+++ RECORDS FOR THIS TASK +++

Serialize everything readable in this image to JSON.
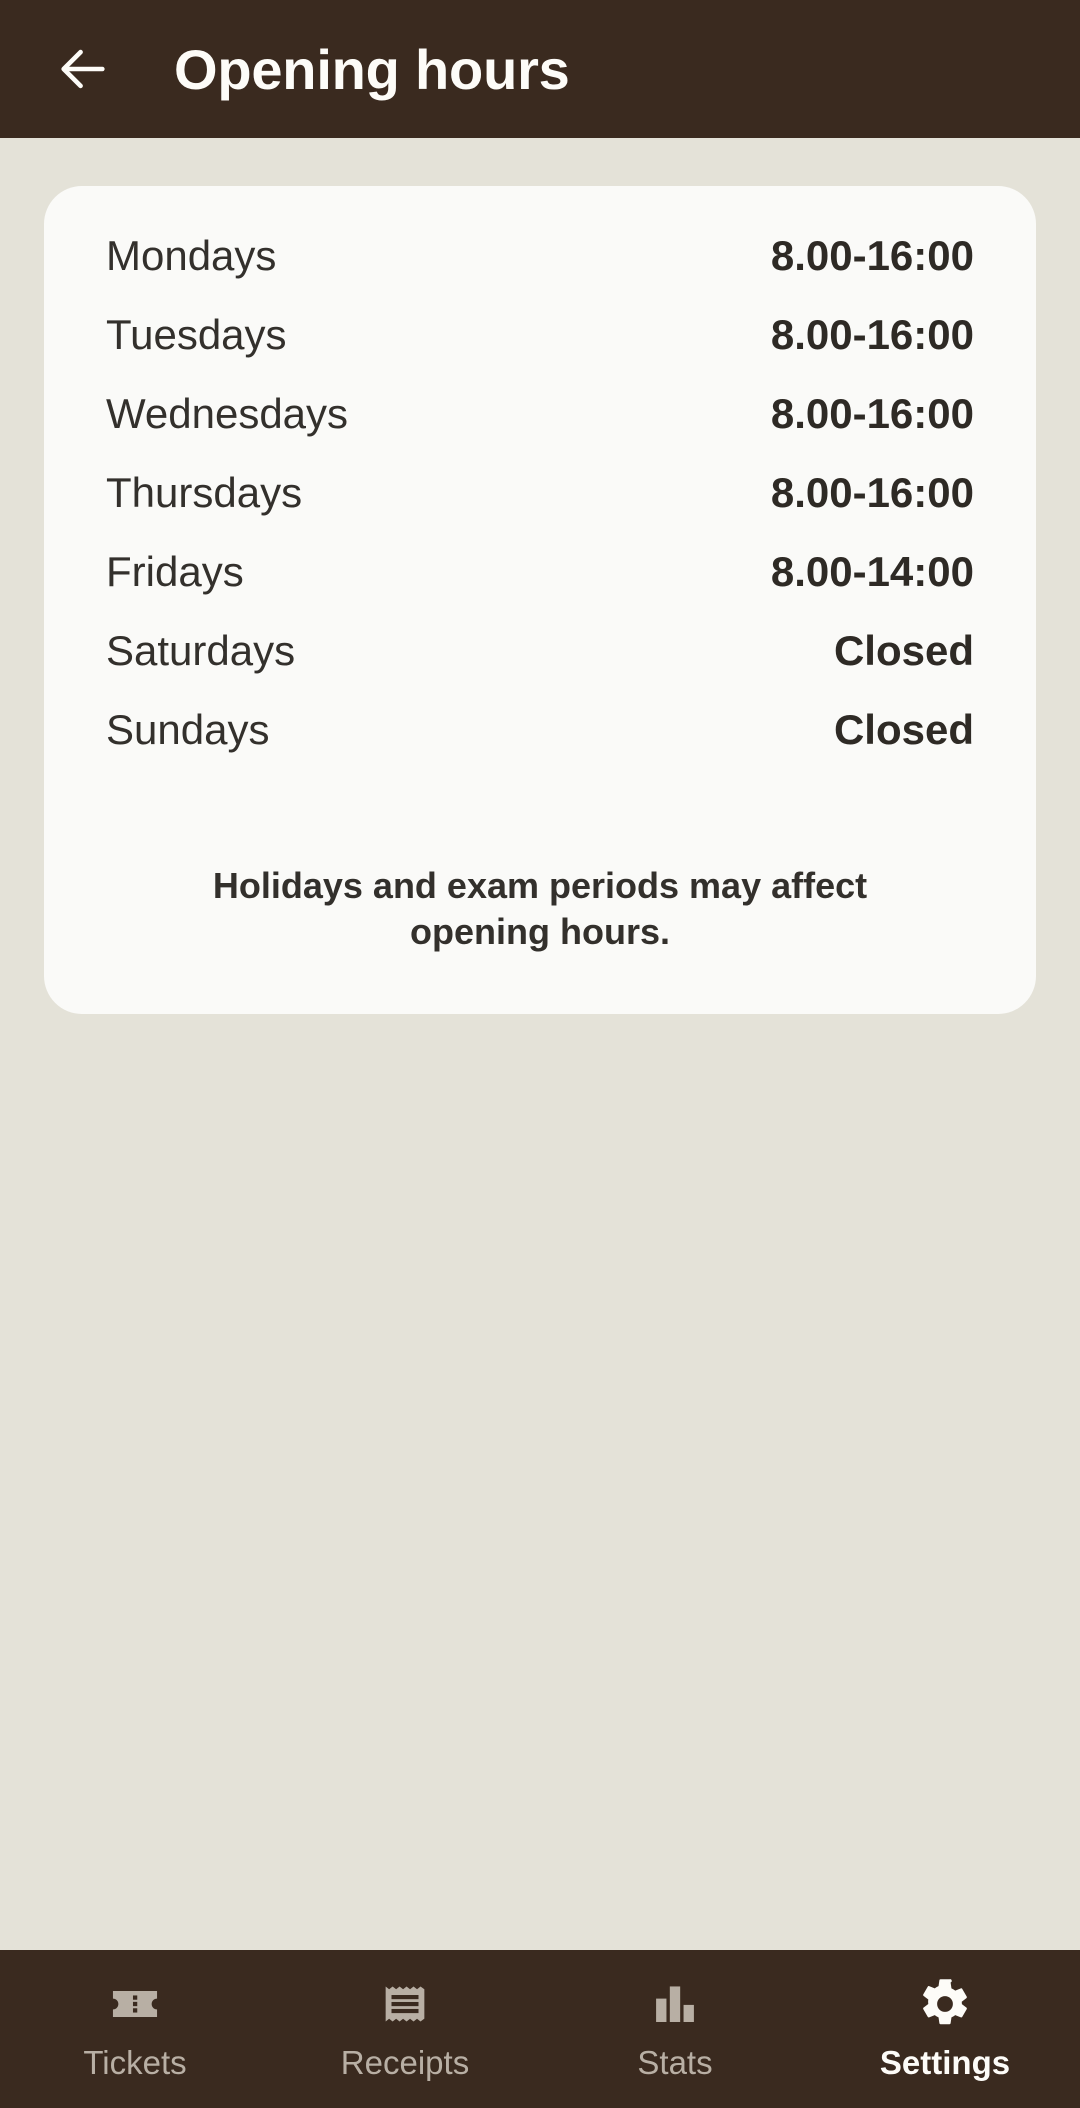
{
  "appbar": {
    "back_icon": "arrow-left-icon",
    "title": "Opening hours"
  },
  "card": {
    "rows": [
      {
        "day": "Mondays",
        "hours": "8.00-16:00"
      },
      {
        "day": "Tuesdays",
        "hours": "8.00-16:00"
      },
      {
        "day": "Wednesdays",
        "hours": "8.00-16:00"
      },
      {
        "day": "Thursdays",
        "hours": "8.00-16:00"
      },
      {
        "day": "Fridays",
        "hours": "8.00-14:00"
      },
      {
        "day": "Saturdays",
        "hours": "Closed"
      },
      {
        "day": "Sundays",
        "hours": "Closed"
      }
    ],
    "note": "Holidays and exam periods may affect opening hours."
  },
  "bottomnav": {
    "items": [
      {
        "label": "Tickets",
        "icon": "ticket-icon",
        "active": false
      },
      {
        "label": "Receipts",
        "icon": "receipt-icon",
        "active": false
      },
      {
        "label": "Stats",
        "icon": "bar-chart-icon",
        "active": false
      },
      {
        "label": "Settings",
        "icon": "gear-icon",
        "active": true
      }
    ]
  },
  "colors": {
    "page_background": "#e4e2d8",
    "appbar_background": "#3a2a1f",
    "card_background": "#fafaf8",
    "text_primary": "#33302c",
    "nav_inactive": "#b8afa4",
    "nav_active": "#fdfcf8"
  }
}
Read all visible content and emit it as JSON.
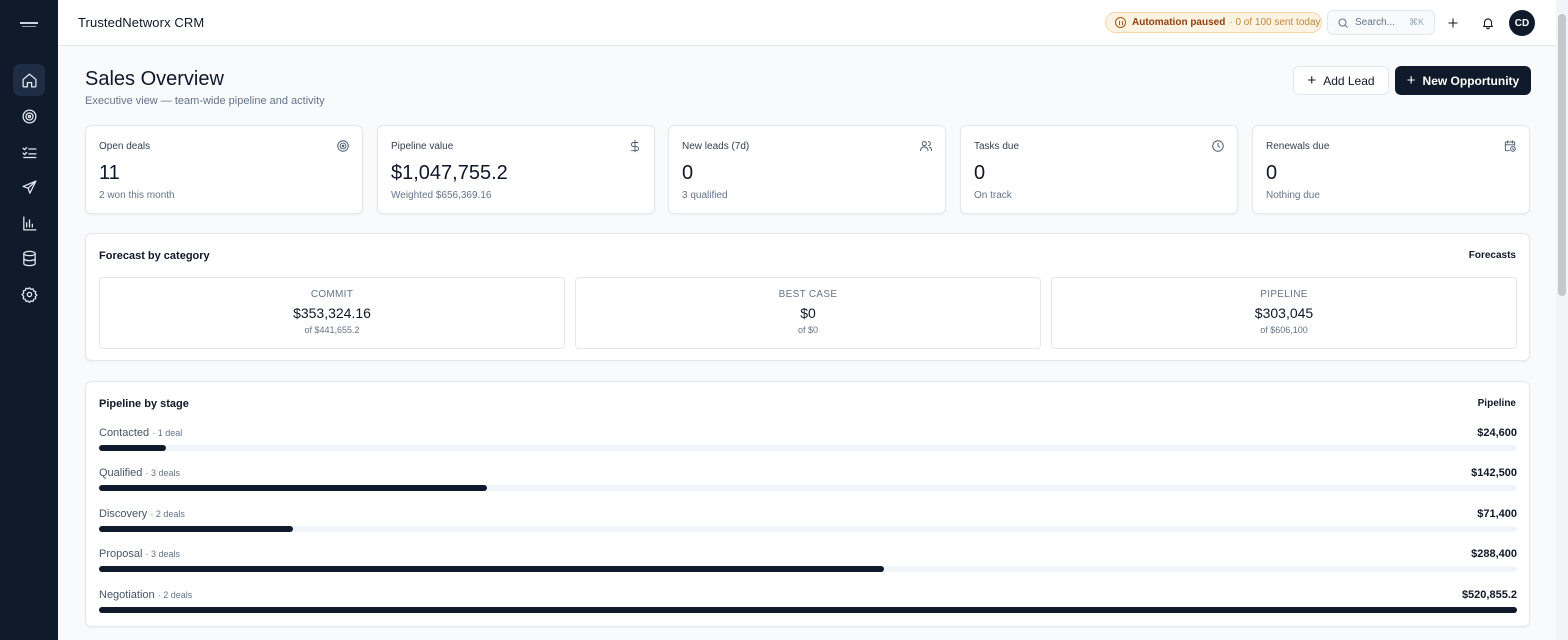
{
  "app": {
    "title": "TrustedNetworx CRM"
  },
  "sidebar": {
    "items": [
      {
        "name": "home",
        "icon": "home-icon"
      },
      {
        "name": "targets",
        "icon": "target-icon"
      },
      {
        "name": "tasks",
        "icon": "checklist-icon"
      },
      {
        "name": "outreach",
        "icon": "send-icon"
      },
      {
        "name": "reports",
        "icon": "bar-chart-icon"
      },
      {
        "name": "database",
        "icon": "database-icon"
      },
      {
        "name": "settings",
        "icon": "gear-icon"
      }
    ]
  },
  "header": {
    "automation_status": "Automation paused",
    "automation_detail": "· 0 of 100 sent today",
    "search_placeholder": "Search...",
    "search_shortcut": "⌘K",
    "avatar_initials": "CD"
  },
  "page": {
    "title": "Sales Overview",
    "subtitle": "Executive view — team-wide pipeline and activity",
    "add_lead_label": "Add Lead",
    "new_opportunity_label": "New Opportunity"
  },
  "stats": [
    {
      "label": "Open deals",
      "value": "11",
      "sub": "2 won this month",
      "icon": "target-icon"
    },
    {
      "label": "Pipeline value",
      "value": "$1,047,755.2",
      "sub": "Weighted $656,369.16",
      "icon": "dollar-icon"
    },
    {
      "label": "New leads (7d)",
      "value": "0",
      "sub": "3 qualified",
      "icon": "users-icon"
    },
    {
      "label": "Tasks due",
      "value": "0",
      "sub": "On track",
      "icon": "clock-icon"
    },
    {
      "label": "Renewals due",
      "value": "0",
      "sub": "Nothing due",
      "icon": "calendar-clock-icon"
    }
  ],
  "forecast": {
    "title": "Forecast by category",
    "link": "Forecasts",
    "categories": [
      {
        "label": "COMMIT",
        "value": "$353,324.16",
        "of": "of $441,655.2"
      },
      {
        "label": "BEST CASE",
        "value": "$0",
        "of": "of $0"
      },
      {
        "label": "PIPELINE",
        "value": "$303,045",
        "of": "of $606,100"
      }
    ]
  },
  "pipeline": {
    "title": "Pipeline by stage",
    "link": "Pipeline",
    "max_value": 520855.2,
    "stages": [
      {
        "name": "Contacted",
        "count": "· 1 deal",
        "value_label": "$24,600",
        "value": 24600
      },
      {
        "name": "Qualified",
        "count": "· 3 deals",
        "value_label": "$142,500",
        "value": 142500
      },
      {
        "name": "Discovery",
        "count": "· 2 deals",
        "value_label": "$71,400",
        "value": 71400
      },
      {
        "name": "Proposal",
        "count": "· 3 deals",
        "value_label": "$288,400",
        "value": 288400
      },
      {
        "name": "Negotiation",
        "count": "· 2 deals",
        "value_label": "$520,855.2",
        "value": 520855.2
      }
    ]
  },
  "colors": {
    "sidebar": "#0f1a2b",
    "accent": "#0f1a2b",
    "warning_bg": "#fdf3e3",
    "warning_text": "#92400e"
  }
}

+++

Your answer should be only a number: how many lines of the data above contain the string "clock"?

_ANSWER TO THIS PROBLEM_
2